Short task
Return the material exactly as supplied, apart from the pictures, which are omitted.

Figure collection entries:
##############################

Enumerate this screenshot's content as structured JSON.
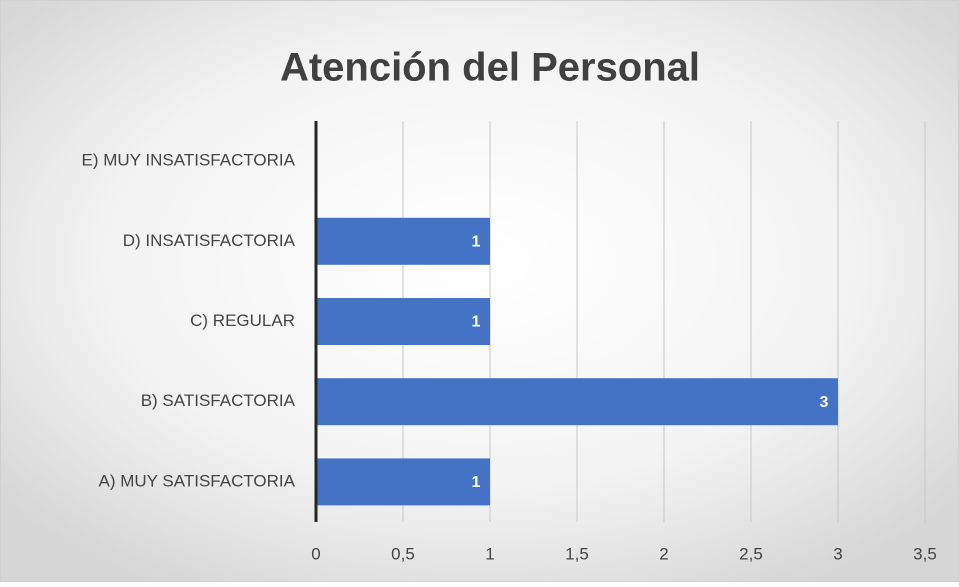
{
  "chart_data": {
    "type": "bar",
    "orientation": "horizontal",
    "title": "Atención del Personal",
    "categories": [
      "E) MUY INSATISFACTORIA",
      "D) INSATISFACTORIA",
      "C) REGULAR",
      "B) SATISFACTORIA",
      "A) MUY SATISFACTORIA"
    ],
    "values": [
      null,
      1,
      1,
      3,
      1
    ],
    "color": "#4472c4",
    "xlim": [
      0,
      3.5
    ],
    "xticks": [
      0,
      {
        "value": 0.5,
        "label": "0,5"
      },
      1,
      {
        "value": 1.5,
        "label": "1,5"
      },
      2,
      {
        "value": 2.5,
        "label": "2,5"
      },
      3,
      {
        "value": 3.5,
        "label": "3,5"
      }
    ],
    "grid": true
  }
}
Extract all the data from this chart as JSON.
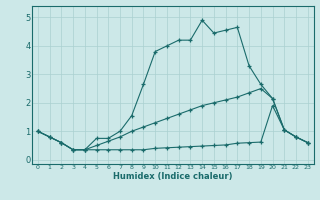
{
  "xlabel": "Humidex (Indice chaleur)",
  "ylabel": "",
  "bg_color": "#cce8e8",
  "line_color": "#1a6b6b",
  "grid_color": "#aad0d0",
  "xlim": [
    -0.5,
    23.5
  ],
  "ylim": [
    -0.15,
    5.4
  ],
  "xticks": [
    0,
    1,
    2,
    3,
    4,
    5,
    6,
    7,
    8,
    9,
    10,
    11,
    12,
    13,
    14,
    15,
    16,
    17,
    18,
    19,
    20,
    21,
    22,
    23
  ],
  "yticks": [
    0,
    1,
    2,
    3,
    4,
    5
  ],
  "line1_x": [
    0,
    1,
    2,
    3,
    4,
    5,
    6,
    7,
    8,
    9,
    10,
    11,
    12,
    13,
    14,
    15,
    16,
    17,
    18,
    19,
    20,
    21,
    22,
    23
  ],
  "line1_y": [
    1.0,
    0.8,
    0.6,
    0.35,
    0.35,
    0.75,
    0.75,
    1.0,
    1.55,
    2.65,
    3.8,
    4.0,
    4.2,
    4.2,
    4.9,
    4.45,
    4.55,
    4.65,
    3.3,
    2.65,
    2.15,
    1.05,
    0.8,
    0.6
  ],
  "line2_x": [
    0,
    1,
    2,
    3,
    4,
    5,
    6,
    7,
    8,
    9,
    10,
    11,
    12,
    13,
    14,
    15,
    16,
    17,
    18,
    19,
    20,
    21,
    22,
    23
  ],
  "line2_y": [
    1.0,
    0.8,
    0.6,
    0.35,
    0.35,
    0.5,
    0.65,
    0.8,
    1.0,
    1.15,
    1.3,
    1.45,
    1.6,
    1.75,
    1.9,
    2.0,
    2.1,
    2.2,
    2.35,
    2.5,
    2.15,
    1.05,
    0.8,
    0.6
  ],
  "line3_x": [
    0,
    1,
    2,
    3,
    4,
    5,
    6,
    7,
    8,
    9,
    10,
    11,
    12,
    13,
    14,
    15,
    16,
    17,
    18,
    19,
    20,
    21,
    22,
    23
  ],
  "line3_y": [
    1.0,
    0.8,
    0.6,
    0.35,
    0.35,
    0.35,
    0.35,
    0.35,
    0.35,
    0.35,
    0.4,
    0.42,
    0.44,
    0.46,
    0.48,
    0.5,
    0.52,
    0.58,
    0.6,
    0.62,
    1.9,
    1.05,
    0.8,
    0.6
  ]
}
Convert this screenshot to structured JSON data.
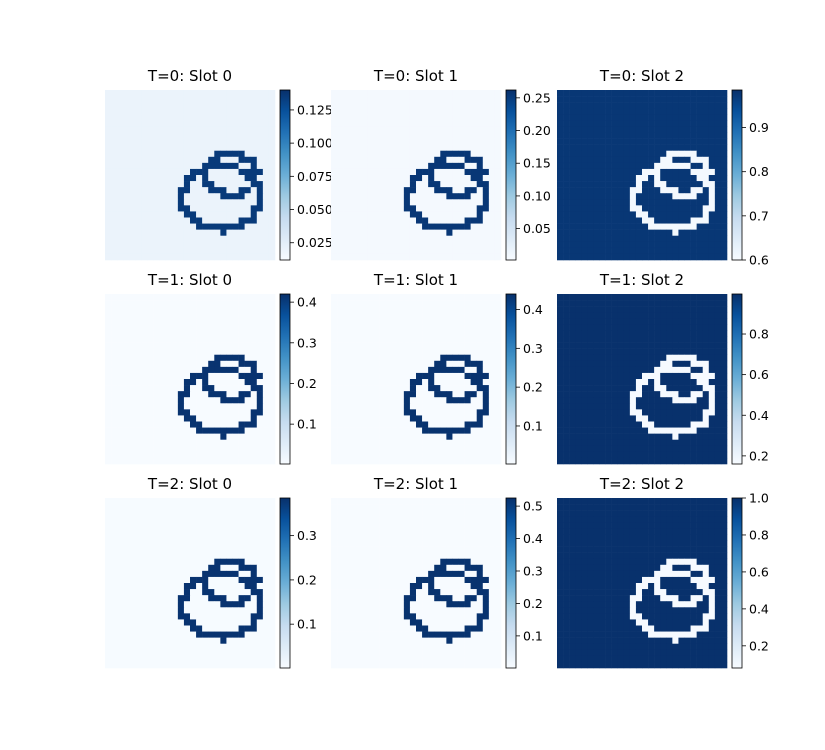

##############################

Result
Enumerate this screenshot's content as structured JSON.
{
  "chart_data": {
    "type": "bar",
    "orientation": "horizontal",
    "title": "Atención del Personal",
    "categories": [
      "E) MUY INSATISFACTORIA",
      "D) INSATISFACTORIA",
      "C) REGULAR",
      "B) SATISFACTORIA",
      "A) MUY SATISFACTORIA"
    ],
    "values": [
      null,
      1,
      1,
      3,
      1
    ],
    "color": "#4472c4",
    "xlim": [
      0,
      3.5
    ],
    "xticks": [
      0,
      {
        "value": 0.5,
        "label": "0,5"
      },
      1,
      {
        "value": 1.5,
        "label": "1,5"
      },
      2,
      {
        "value": 2.5,
        "label": "2,5"
      },
      3,
      {
        "value": 3.5,
        "label": "3,5"
      }
    ],
    "grid": true
  }
}
Extract all the data from this chart as JSON.
{
  "xlabel": "Humidex (Indice chaleur)",
  "ylabel": "",
  "bg_color": "#cce8e8",
  "line_color": "#1a6b6b",
  "grid_color": "#aad0d0",
  "xlim": [
    -0.5,
    23.5
  ],
  "ylim": [
    -0.15,
    5.4
  ],
  "xticks": [
    0,
    1,
    2,
    3,
    4,
    5,
    6,
    7,
    8,
    9,
    10,
    11,
    12,
    13,
    14,
    15,
    16,
    17,
    18,
    19,
    20,
    21,
    22,
    23
  ],
  "yticks": [
    0,
    1,
    2,
    3,
    4,
    5
  ],
  "line1_x": [
    0,
    1,
    2,
    3,
    4,
    5,
    6,
    7,
    8,
    9,
    10,
    11,
    12,
    13,
    14,
    15,
    16,
    17,
    18,
    19,
    20,
    21,
    22,
    23
  ],
  "line1_y": [
    1.0,
    0.8,
    0.6,
    0.35,
    0.35,
    0.75,
    0.75,
    1.0,
    1.55,
    2.65,
    3.8,
    4.0,
    4.2,
    4.2,
    4.9,
    4.45,
    4.55,
    4.65,
    3.3,
    2.65,
    2.15,
    1.05,
    0.8,
    0.6
  ],
  "line2_x": [
    0,
    1,
    2,
    3,
    4,
    5,
    6,
    7,
    8,
    9,
    10,
    11,
    12,
    13,
    14,
    15,
    16,
    17,
    18,
    19,
    20,
    21,
    22,
    23
  ],
  "line2_y": [
    1.0,
    0.8,
    0.6,
    0.35,
    0.35,
    0.5,
    0.65,
    0.8,
    1.0,
    1.15,
    1.3,
    1.45,
    1.6,
    1.75,
    1.9,
    2.0,
    2.1,
    2.2,
    2.35,
    2.5,
    2.15,
    1.05,
    0.8,
    0.6
  ],
  "line3_x": [
    0,
    1,
    2,
    3,
    4,
    5,
    6,
    7,
    8,
    9,
    10,
    11,
    12,
    13,
    14,
    15,
    16,
    17,
    18,
    19,
    20,
    21,
    22,
    23
  ],
  "line3_y": [
    1.0,
    0.8,
    0.6,
    0.35,
    0.35,
    0.35,
    0.35,
    0.35,
    0.35,
    0.35,
    0.4,
    0.42,
    0.44,
    0.46,
    0.48,
    0.5,
    0.52,
    0.58,
    0.6,
    0.62,
    1.9,
    1.05,
    0.8,
    0.6
  ]
}
Convert this screenshot to structured JSON data.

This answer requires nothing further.